§ **Required work**
Gather from the listing below each line that includes the word "content", and copy it.

§ **Records for processing**
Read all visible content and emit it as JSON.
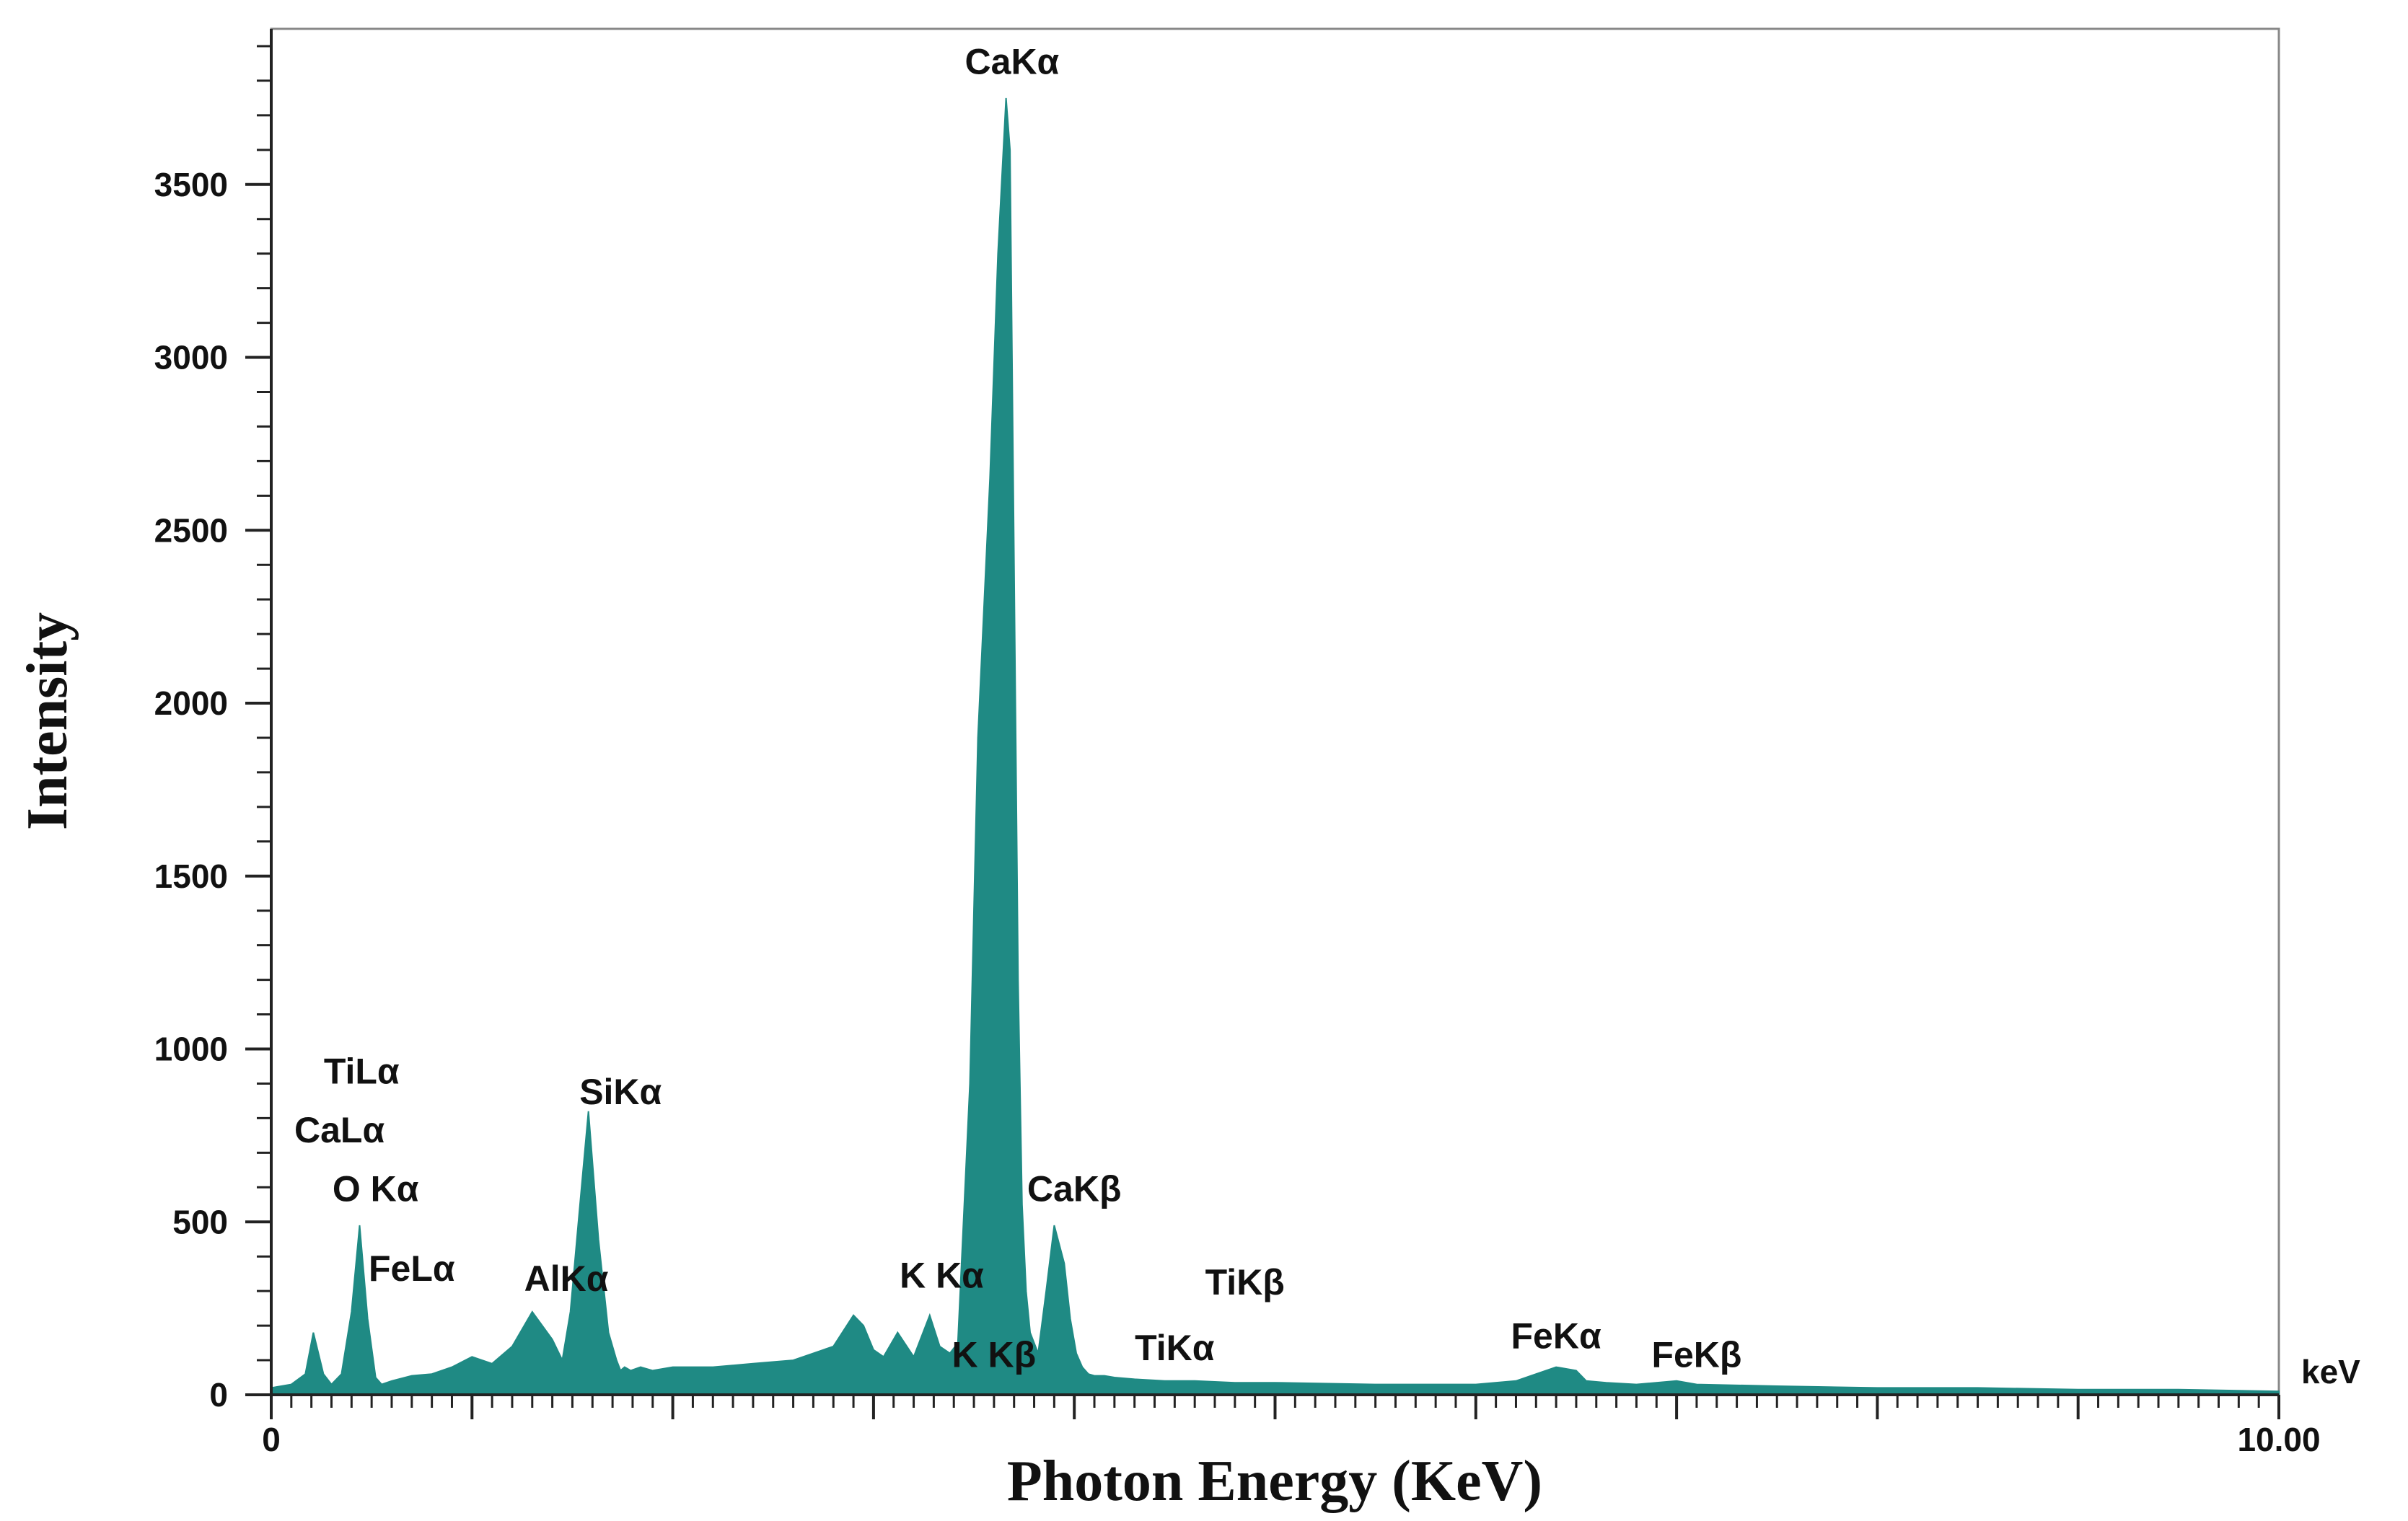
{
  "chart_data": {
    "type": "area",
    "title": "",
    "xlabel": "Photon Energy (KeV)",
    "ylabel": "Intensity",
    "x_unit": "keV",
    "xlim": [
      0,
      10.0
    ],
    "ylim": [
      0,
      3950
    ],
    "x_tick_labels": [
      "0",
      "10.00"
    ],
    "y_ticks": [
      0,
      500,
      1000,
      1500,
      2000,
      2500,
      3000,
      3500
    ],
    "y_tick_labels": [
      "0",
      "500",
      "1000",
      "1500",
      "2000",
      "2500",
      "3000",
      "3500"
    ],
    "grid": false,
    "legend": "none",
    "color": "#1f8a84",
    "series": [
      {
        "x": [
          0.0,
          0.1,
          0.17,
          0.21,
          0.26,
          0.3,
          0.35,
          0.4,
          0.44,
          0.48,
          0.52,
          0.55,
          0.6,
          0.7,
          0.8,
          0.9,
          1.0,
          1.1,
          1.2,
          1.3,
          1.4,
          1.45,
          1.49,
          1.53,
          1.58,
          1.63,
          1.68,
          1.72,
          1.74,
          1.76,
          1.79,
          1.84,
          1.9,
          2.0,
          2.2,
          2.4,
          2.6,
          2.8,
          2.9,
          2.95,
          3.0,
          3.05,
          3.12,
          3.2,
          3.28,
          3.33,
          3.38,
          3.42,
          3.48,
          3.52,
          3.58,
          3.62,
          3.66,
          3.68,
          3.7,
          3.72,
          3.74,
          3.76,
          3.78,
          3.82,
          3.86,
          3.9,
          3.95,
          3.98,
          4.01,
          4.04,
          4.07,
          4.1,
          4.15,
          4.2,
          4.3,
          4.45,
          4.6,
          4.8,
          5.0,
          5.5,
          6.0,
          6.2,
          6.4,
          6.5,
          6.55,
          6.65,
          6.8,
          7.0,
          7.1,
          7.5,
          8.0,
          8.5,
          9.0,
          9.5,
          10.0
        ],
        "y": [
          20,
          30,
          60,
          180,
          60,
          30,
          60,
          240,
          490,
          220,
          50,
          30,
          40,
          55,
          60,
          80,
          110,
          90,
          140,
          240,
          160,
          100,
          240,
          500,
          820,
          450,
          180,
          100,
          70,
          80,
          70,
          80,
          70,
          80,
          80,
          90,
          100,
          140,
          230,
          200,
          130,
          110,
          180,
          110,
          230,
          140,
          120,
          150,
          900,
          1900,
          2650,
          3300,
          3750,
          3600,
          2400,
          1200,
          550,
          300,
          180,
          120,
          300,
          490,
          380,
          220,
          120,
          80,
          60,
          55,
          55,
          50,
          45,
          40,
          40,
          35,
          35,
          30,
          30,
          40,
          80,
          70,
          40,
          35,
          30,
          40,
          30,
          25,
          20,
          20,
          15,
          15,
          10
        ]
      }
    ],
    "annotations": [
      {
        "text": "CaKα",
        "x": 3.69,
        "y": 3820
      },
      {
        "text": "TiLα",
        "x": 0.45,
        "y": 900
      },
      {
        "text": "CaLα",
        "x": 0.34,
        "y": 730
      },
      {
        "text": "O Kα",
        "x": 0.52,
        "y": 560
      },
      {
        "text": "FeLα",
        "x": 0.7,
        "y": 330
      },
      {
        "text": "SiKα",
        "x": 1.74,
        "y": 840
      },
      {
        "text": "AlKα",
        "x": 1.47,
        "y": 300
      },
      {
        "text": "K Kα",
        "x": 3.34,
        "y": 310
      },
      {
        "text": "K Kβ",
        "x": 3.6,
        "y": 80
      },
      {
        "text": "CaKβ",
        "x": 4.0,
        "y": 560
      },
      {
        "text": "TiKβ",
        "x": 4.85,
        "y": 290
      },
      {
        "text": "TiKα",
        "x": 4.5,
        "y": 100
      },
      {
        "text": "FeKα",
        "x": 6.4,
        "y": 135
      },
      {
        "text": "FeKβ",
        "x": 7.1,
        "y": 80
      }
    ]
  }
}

* * *

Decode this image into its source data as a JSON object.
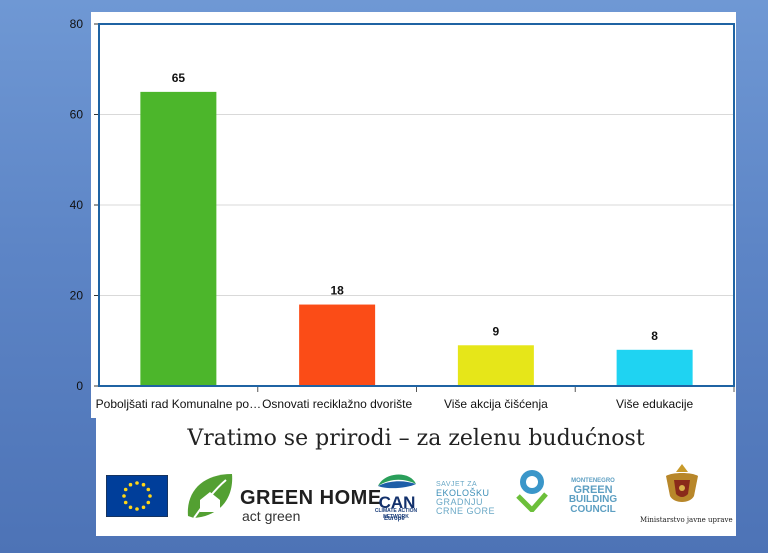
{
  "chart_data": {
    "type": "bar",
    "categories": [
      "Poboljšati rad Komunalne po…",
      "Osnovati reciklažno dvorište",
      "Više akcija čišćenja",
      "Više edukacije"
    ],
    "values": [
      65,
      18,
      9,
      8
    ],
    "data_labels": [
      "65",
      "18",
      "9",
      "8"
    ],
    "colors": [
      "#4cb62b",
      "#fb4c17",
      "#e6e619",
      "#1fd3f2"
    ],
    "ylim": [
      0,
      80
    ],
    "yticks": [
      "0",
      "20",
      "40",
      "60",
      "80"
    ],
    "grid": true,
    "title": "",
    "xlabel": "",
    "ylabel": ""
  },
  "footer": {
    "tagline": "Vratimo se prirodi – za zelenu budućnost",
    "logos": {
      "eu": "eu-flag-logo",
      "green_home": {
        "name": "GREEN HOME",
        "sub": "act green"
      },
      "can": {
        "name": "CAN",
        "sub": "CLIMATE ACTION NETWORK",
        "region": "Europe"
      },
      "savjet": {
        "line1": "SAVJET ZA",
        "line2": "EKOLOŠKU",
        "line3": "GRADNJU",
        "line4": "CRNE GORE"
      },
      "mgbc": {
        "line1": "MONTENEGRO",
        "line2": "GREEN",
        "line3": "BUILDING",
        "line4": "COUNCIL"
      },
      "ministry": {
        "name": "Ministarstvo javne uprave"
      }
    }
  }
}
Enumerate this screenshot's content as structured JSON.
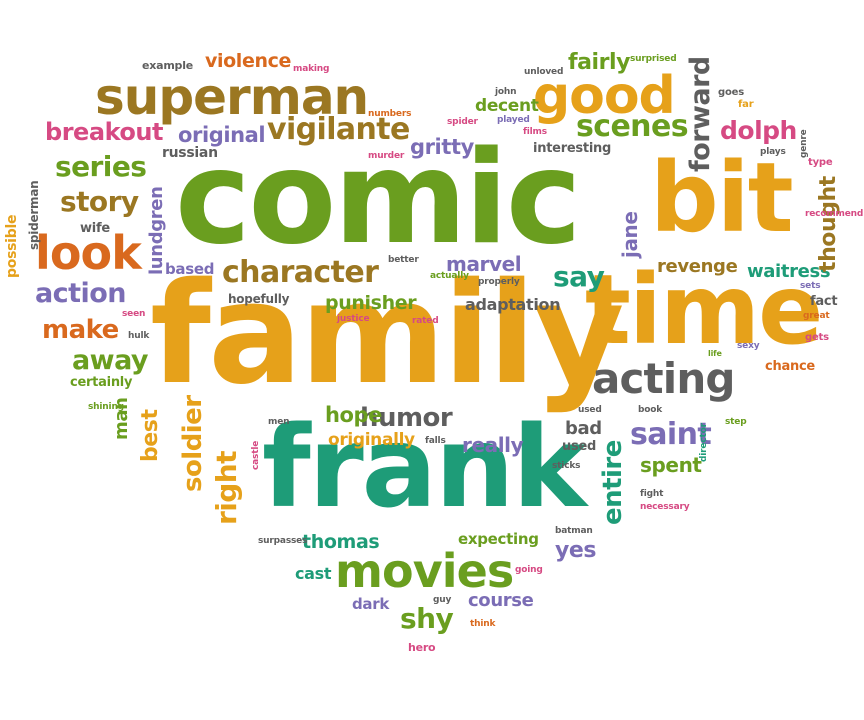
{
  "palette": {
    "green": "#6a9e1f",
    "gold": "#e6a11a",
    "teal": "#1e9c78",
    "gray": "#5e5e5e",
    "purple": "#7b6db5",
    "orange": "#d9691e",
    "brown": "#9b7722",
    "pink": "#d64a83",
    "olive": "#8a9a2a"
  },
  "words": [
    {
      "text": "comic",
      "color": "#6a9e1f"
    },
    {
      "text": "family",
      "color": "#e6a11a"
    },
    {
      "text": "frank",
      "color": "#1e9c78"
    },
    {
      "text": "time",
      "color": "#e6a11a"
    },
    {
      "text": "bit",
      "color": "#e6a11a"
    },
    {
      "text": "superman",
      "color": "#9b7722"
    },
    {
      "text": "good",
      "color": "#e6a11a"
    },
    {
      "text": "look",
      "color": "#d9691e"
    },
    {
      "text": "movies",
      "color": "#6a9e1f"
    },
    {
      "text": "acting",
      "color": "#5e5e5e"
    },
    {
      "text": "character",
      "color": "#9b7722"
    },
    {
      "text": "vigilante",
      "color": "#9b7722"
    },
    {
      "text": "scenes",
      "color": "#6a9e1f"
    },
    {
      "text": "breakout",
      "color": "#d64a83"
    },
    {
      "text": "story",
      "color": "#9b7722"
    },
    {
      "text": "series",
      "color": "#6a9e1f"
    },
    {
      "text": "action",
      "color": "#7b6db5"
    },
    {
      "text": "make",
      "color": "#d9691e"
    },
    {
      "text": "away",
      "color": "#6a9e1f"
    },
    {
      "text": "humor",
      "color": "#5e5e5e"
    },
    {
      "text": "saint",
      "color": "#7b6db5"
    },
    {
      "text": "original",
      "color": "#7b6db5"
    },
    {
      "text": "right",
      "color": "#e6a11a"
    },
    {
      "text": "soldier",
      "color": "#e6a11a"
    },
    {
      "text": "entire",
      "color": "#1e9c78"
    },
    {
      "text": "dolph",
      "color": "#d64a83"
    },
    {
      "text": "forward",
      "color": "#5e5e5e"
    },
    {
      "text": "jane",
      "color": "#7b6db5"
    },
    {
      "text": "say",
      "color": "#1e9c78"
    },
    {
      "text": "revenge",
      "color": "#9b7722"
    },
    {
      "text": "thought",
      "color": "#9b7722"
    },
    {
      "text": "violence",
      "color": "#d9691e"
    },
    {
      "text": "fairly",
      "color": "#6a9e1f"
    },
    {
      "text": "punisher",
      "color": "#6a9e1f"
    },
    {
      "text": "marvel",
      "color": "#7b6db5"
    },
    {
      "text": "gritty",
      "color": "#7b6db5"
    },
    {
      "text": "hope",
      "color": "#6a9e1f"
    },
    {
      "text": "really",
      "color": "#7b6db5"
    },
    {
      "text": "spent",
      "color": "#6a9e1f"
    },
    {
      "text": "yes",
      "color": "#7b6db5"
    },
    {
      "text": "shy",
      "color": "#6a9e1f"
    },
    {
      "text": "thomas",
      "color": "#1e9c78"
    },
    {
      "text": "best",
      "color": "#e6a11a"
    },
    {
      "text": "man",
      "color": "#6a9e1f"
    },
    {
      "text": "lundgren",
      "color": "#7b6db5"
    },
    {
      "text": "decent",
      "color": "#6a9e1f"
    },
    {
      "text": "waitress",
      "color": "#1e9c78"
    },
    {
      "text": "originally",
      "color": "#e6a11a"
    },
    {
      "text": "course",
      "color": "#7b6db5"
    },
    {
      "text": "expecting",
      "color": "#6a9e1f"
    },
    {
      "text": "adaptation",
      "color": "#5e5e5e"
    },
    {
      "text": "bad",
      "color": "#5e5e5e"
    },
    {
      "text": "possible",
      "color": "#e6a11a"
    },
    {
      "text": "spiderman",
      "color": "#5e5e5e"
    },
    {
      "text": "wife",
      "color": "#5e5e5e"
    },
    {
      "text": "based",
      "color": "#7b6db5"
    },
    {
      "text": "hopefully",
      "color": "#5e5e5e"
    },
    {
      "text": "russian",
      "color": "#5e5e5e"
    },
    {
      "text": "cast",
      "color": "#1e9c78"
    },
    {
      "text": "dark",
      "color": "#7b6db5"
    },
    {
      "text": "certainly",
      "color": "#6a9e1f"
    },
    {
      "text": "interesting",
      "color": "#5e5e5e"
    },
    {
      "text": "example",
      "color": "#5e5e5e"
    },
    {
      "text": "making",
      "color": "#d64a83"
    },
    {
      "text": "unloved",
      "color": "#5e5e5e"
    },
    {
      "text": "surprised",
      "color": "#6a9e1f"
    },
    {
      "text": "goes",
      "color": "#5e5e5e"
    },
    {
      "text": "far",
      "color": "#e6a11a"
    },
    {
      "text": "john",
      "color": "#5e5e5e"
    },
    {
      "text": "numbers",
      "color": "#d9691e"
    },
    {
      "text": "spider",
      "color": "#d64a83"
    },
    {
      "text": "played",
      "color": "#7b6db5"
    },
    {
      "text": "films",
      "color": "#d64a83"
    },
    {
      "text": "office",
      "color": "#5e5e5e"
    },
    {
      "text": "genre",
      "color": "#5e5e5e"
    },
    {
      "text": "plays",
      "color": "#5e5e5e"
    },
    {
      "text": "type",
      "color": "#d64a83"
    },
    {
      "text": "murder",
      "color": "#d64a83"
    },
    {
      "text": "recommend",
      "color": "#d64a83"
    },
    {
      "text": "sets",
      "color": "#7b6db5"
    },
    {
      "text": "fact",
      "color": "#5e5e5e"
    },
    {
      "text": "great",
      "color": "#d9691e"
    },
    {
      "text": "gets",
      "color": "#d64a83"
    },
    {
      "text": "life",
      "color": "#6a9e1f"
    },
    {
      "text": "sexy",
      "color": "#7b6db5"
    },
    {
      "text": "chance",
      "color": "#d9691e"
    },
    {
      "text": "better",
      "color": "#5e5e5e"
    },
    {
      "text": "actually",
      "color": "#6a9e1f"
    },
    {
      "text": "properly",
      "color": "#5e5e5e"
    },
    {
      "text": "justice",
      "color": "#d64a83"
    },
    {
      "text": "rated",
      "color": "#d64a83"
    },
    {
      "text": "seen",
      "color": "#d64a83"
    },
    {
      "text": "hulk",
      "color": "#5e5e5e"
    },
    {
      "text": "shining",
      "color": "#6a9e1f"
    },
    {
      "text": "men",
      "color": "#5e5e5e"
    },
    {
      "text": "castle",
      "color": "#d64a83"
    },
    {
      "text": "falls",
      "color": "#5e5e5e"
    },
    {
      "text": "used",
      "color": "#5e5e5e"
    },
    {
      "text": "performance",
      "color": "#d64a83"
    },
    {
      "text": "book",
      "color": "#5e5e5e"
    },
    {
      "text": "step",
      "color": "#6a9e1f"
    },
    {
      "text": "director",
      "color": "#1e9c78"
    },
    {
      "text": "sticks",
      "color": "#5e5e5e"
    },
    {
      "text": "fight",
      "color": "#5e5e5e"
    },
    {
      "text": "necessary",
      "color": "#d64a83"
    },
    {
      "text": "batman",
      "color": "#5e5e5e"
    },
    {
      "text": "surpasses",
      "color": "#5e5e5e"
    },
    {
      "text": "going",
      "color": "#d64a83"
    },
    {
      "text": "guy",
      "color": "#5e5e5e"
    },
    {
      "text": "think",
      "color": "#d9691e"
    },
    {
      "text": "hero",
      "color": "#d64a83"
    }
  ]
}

§ **Correct output**
Read all visible content and emit it as JSON.
Enumerate this screenshot's content as structured JSON.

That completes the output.